Give the material once more, word for word, without any images.

┌─ Given records

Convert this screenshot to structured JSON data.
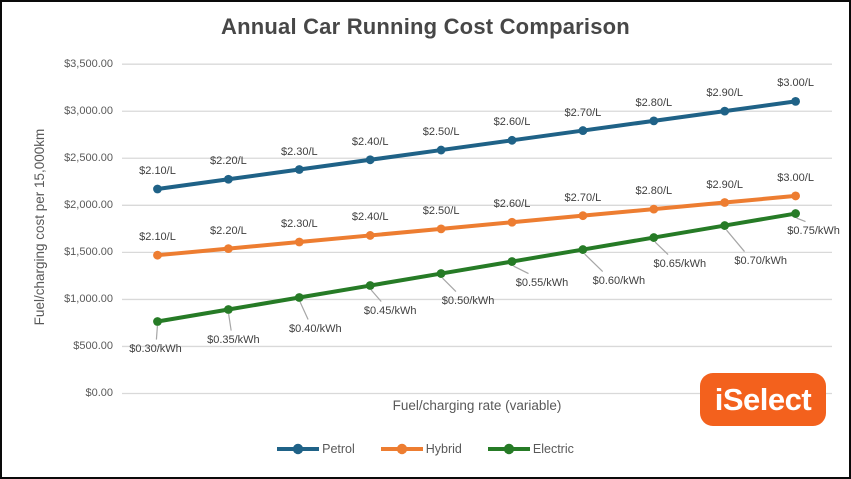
{
  "chart_data": {
    "type": "line",
    "title": "Annual Car Running Cost Comparison",
    "xlabel": "Fuel/charging rate (variable)",
    "ylabel": "Fuel/charging cost per 15,000km",
    "ylim": [
      0,
      3500
    ],
    "ytick_step": 500,
    "ytick_labels": [
      "$0.00",
      "$500.00",
      "$1,000.00",
      "$1,500.00",
      "$2,000.00",
      "$2,500.00",
      "$3,000.00",
      "$3,500.00"
    ],
    "grid": true,
    "legend_position": "bottom",
    "colors": {
      "gridline": "#D9D9D9",
      "leader_line": "#A6A6A6",
      "label_text": "#404040",
      "tick_text": "#595959"
    },
    "series": [
      {
        "name": "Petrol",
        "color": "#1F6287",
        "rates": [
          2.1,
          2.2,
          2.3,
          2.4,
          2.5,
          2.6,
          2.7,
          2.8,
          2.9,
          3.0
        ],
        "point_labels": [
          "$2.10/L",
          "$2.20/L",
          "$2.30/L",
          "$2.40/L",
          "$2.50/L",
          "$2.60/L",
          "$2.70/L",
          "$2.80/L",
          "$2.90/L",
          "$3.00/L"
        ],
        "values": [
          2173.5,
          2277,
          2380.5,
          2484,
          2587.5,
          2691,
          2794.5,
          2898,
          3001.5,
          3105
        ],
        "label_placement": "above"
      },
      {
        "name": "Hybrid",
        "color": "#ED7D31",
        "rates": [
          2.1,
          2.2,
          2.3,
          2.4,
          2.5,
          2.6,
          2.7,
          2.8,
          2.9,
          3.0
        ],
        "point_labels": [
          "$2.10/L",
          "$2.20/L",
          "$2.30/L",
          "$2.40/L",
          "$2.50/L",
          "$2.60/L",
          "$2.70/L",
          "$2.80/L",
          "$2.90/L",
          "$3.00/L"
        ],
        "values": [
          1470,
          1540,
          1610,
          1680,
          1750,
          1820,
          1890,
          1960,
          2030,
          2100
        ],
        "label_placement": "above"
      },
      {
        "name": "Electric",
        "color": "#267B26",
        "rates": [
          0.3,
          0.35,
          0.4,
          0.45,
          0.5,
          0.55,
          0.6,
          0.65,
          0.7,
          0.75
        ],
        "point_labels": [
          "$0.30/kWh",
          "$0.35/kWh",
          "$0.40/kWh",
          "$0.45/kWh",
          "$0.50/kWh",
          "$0.55/kWh",
          "$0.60/kWh",
          "$0.65/kWh",
          "$0.70/kWh",
          "$0.75/kWh"
        ],
        "values": [
          765,
          892.5,
          1020,
          1147.5,
          1275,
          1402.5,
          1530,
          1657.5,
          1785,
          1912.5
        ],
        "label_placement": "below-leader"
      }
    ]
  },
  "logo": {
    "text": "iSelect",
    "background": "#F3611D",
    "text_color": "#FFFFFF"
  }
}
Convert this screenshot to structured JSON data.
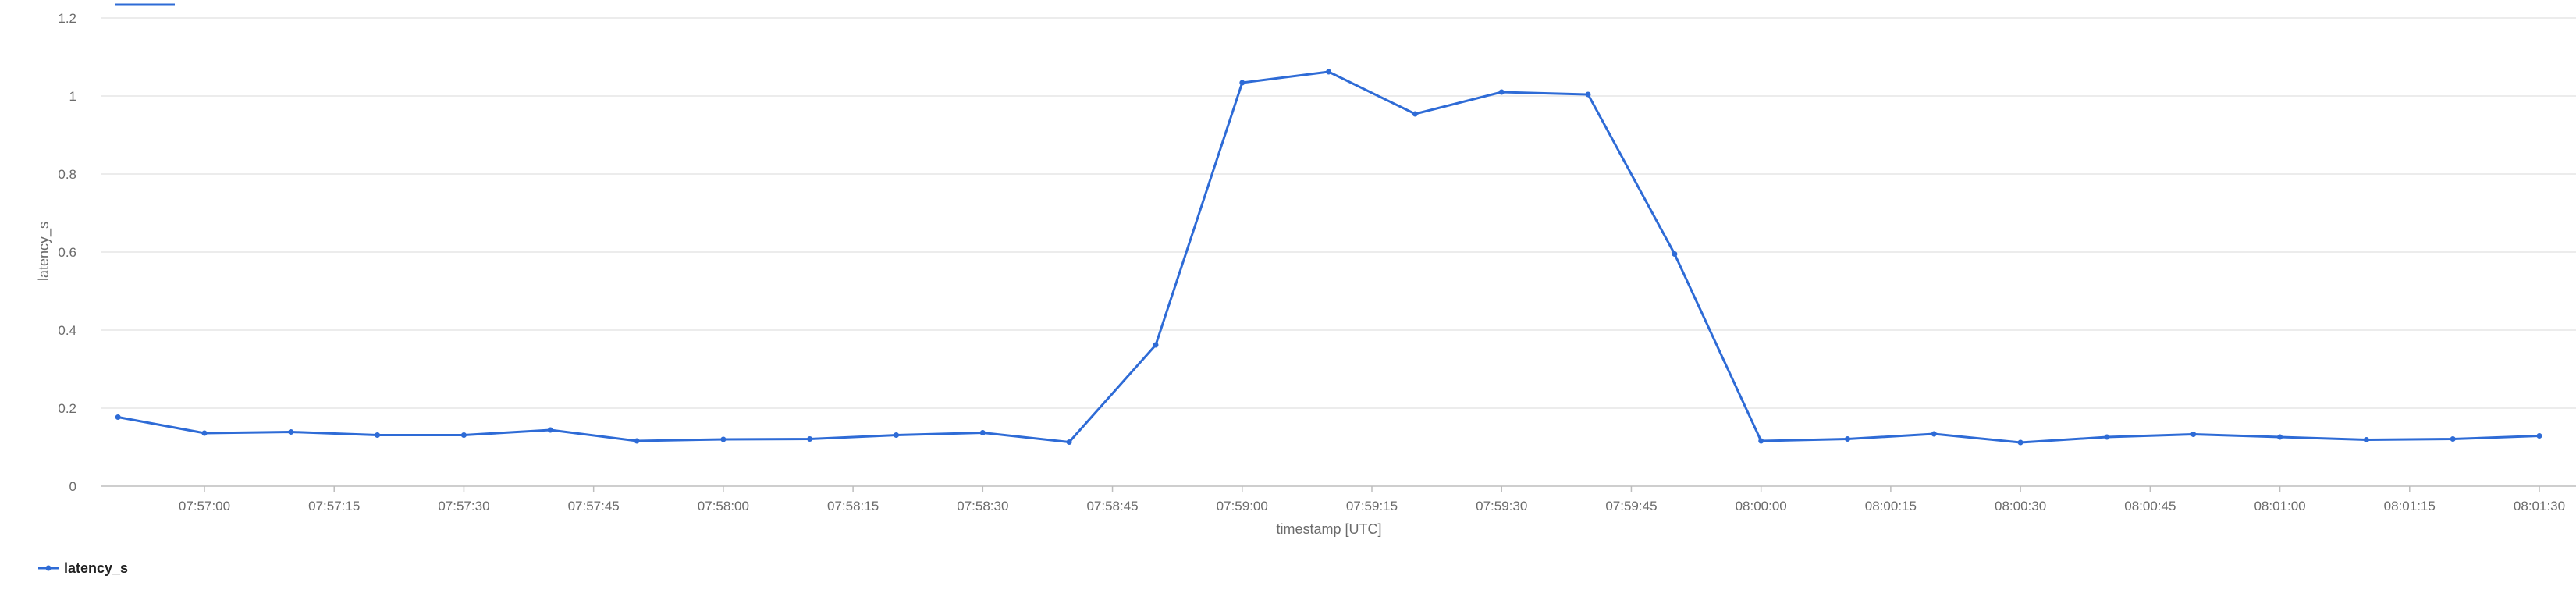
{
  "chart_data": {
    "type": "line",
    "xlabel": "timestamp [UTC]",
    "ylabel": "latency_s",
    "ylim": [
      0,
      1.2
    ],
    "y_ticks": [
      0,
      0.2,
      0.4,
      0.6,
      0.8,
      1,
      1.2
    ],
    "y_tick_labels": [
      "0",
      "0.2",
      "0.4",
      "0.6",
      "0.8",
      "1",
      "1.2"
    ],
    "x_ticks": [
      "07:57:00",
      "07:57:15",
      "07:57:30",
      "07:57:45",
      "07:58:00",
      "07:58:15",
      "07:58:30",
      "07:58:45",
      "07:59:00",
      "07:59:15",
      "07:59:30",
      "07:59:45",
      "08:00:00",
      "08:00:15",
      "08:00:30",
      "08:00:45",
      "08:01:00",
      "08:01:15",
      "08:01:30"
    ],
    "grid": true,
    "legend_position": "bottom-left",
    "x": [
      "07:56:50",
      "07:57:00",
      "07:57:10",
      "07:57:20",
      "07:57:30",
      "07:57:40",
      "07:57:50",
      "07:58:00",
      "07:58:10",
      "07:58:20",
      "07:58:30",
      "07:58:40",
      "07:58:50",
      "07:59:00",
      "07:59:10",
      "07:59:20",
      "07:59:30",
      "07:59:40",
      "07:59:50",
      "08:00:00",
      "08:00:10",
      "08:00:20",
      "08:00:30",
      "08:00:40",
      "08:00:50",
      "08:01:00",
      "08:01:10",
      "08:01:20",
      "08:01:30"
    ],
    "series": [
      {
        "name": "latency_s",
        "color": "#2e6bd6",
        "values": [
          0.177,
          0.136,
          0.139,
          0.131,
          0.131,
          0.144,
          0.116,
          0.12,
          0.121,
          0.131,
          0.137,
          0.113,
          0.362,
          1.034,
          1.062,
          0.954,
          1.01,
          1.004,
          0.595,
          0.116,
          0.121,
          0.134,
          0.112,
          0.126,
          0.133,
          0.126,
          0.119,
          0.121,
          0.129
        ]
      }
    ]
  }
}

└─

■ **Correct result**
Convert this screenshot to structured JSON data.
{
  "chart_data": {
    "type": "line",
    "title": "Annual Car Running Cost Comparison",
    "xlabel": "Fuel/charging rate (variable)",
    "ylabel": "Fuel/charging cost per 15,000km",
    "ylim": [
      0,
      3500
    ],
    "ytick_step": 500,
    "ytick_labels": [
      "$0.00",
      "$500.00",
      "$1,000.00",
      "$1,500.00",
      "$2,000.00",
      "$2,500.00",
      "$3,000.00",
      "$3,500.00"
    ],
    "grid": true,
    "legend_position": "bottom",
    "colors": {
      "gridline": "#D9D9D9",
      "leader_line": "#A6A6A6",
      "label_text": "#404040",
      "tick_text": "#595959"
    },
    "series": [
      {
        "name": "Petrol",
        "color": "#1F6287",
        "rates": [
          2.1,
          2.2,
          2.3,
          2.4,
          2.5,
          2.6,
          2.7,
          2.8,
          2.9,
          3.0
        ],
        "point_labels": [
          "$2.10/L",
          "$2.20/L",
          "$2.30/L",
          "$2.40/L",
          "$2.50/L",
          "$2.60/L",
          "$2.70/L",
          "$2.80/L",
          "$2.90/L",
          "$3.00/L"
        ],
        "values": [
          2173.5,
          2277,
          2380.5,
          2484,
          2587.5,
          2691,
          2794.5,
          2898,
          3001.5,
          3105
        ],
        "label_placement": "above"
      },
      {
        "name": "Hybrid",
        "color": "#ED7D31",
        "rates": [
          2.1,
          2.2,
          2.3,
          2.4,
          2.5,
          2.6,
          2.7,
          2.8,
          2.9,
          3.0
        ],
        "point_labels": [
          "$2.10/L",
          "$2.20/L",
          "$2.30/L",
          "$2.40/L",
          "$2.50/L",
          "$2.60/L",
          "$2.70/L",
          "$2.80/L",
          "$2.90/L",
          "$3.00/L"
        ],
        "values": [
          1470,
          1540,
          1610,
          1680,
          1750,
          1820,
          1890,
          1960,
          2030,
          2100
        ],
        "label_placement": "above"
      },
      {
        "name": "Electric",
        "color": "#267B26",
        "rates": [
          0.3,
          0.35,
          0.4,
          0.45,
          0.5,
          0.55,
          0.6,
          0.65,
          0.7,
          0.75
        ],
        "point_labels": [
          "$0.30/kWh",
          "$0.35/kWh",
          "$0.40/kWh",
          "$0.45/kWh",
          "$0.50/kWh",
          "$0.55/kWh",
          "$0.60/kWh",
          "$0.65/kWh",
          "$0.70/kWh",
          "$0.75/kWh"
        ],
        "values": [
          765,
          892.5,
          1020,
          1147.5,
          1275,
          1402.5,
          1530,
          1657.5,
          1785,
          1912.5
        ],
        "label_placement": "below-leader"
      }
    ]
  },
  "logo": {
    "text": "iSelect",
    "background": "#F3611D",
    "text_color": "#FFFFFF"
  }
}
Convert this screenshot to structured JSON data.
{
  "chart_data": {
    "type": "line",
    "xlabel": "timestamp [UTC]",
    "ylabel": "latency_s",
    "ylim": [
      0,
      1.2
    ],
    "y_ticks": [
      0,
      0.2,
      0.4,
      0.6,
      0.8,
      1,
      1.2
    ],
    "y_tick_labels": [
      "0",
      "0.2",
      "0.4",
      "0.6",
      "0.8",
      "1",
      "1.2"
    ],
    "x_ticks": [
      "07:57:00",
      "07:57:15",
      "07:57:30",
      "07:57:45",
      "07:58:00",
      "07:58:15",
      "07:58:30",
      "07:58:45",
      "07:59:00",
      "07:59:15",
      "07:59:30",
      "07:59:45",
      "08:00:00",
      "08:00:15",
      "08:00:30",
      "08:00:45",
      "08:01:00",
      "08:01:15",
      "08:01:30"
    ],
    "grid": true,
    "legend_position": "bottom-left",
    "x": [
      "07:56:50",
      "07:57:00",
      "07:57:10",
      "07:57:20",
      "07:57:30",
      "07:57:40",
      "07:57:50",
      "07:58:00",
      "07:58:10",
      "07:58:20",
      "07:58:30",
      "07:58:40",
      "07:58:50",
      "07:59:00",
      "07:59:10",
      "07:59:20",
      "07:59:30",
      "07:59:40",
      "07:59:50",
      "08:00:00",
      "08:00:10",
      "08:00:20",
      "08:00:30",
      "08:00:40",
      "08:00:50",
      "08:01:00",
      "08:01:10",
      "08:01:20",
      "08:01:30"
    ],
    "series": [
      {
        "name": "latency_s",
        "color": "#2e6bd6",
        "values": [
          0.177,
          0.136,
          0.139,
          0.131,
          0.131,
          0.144,
          0.116,
          0.12,
          0.121,
          0.131,
          0.137,
          0.113,
          0.362,
          1.034,
          1.062,
          0.954,
          1.01,
          1.004,
          0.595,
          0.116,
          0.121,
          0.134,
          0.112,
          0.126,
          0.133,
          0.126,
          0.119,
          0.121,
          0.129
        ]
      }
    ]
  }
}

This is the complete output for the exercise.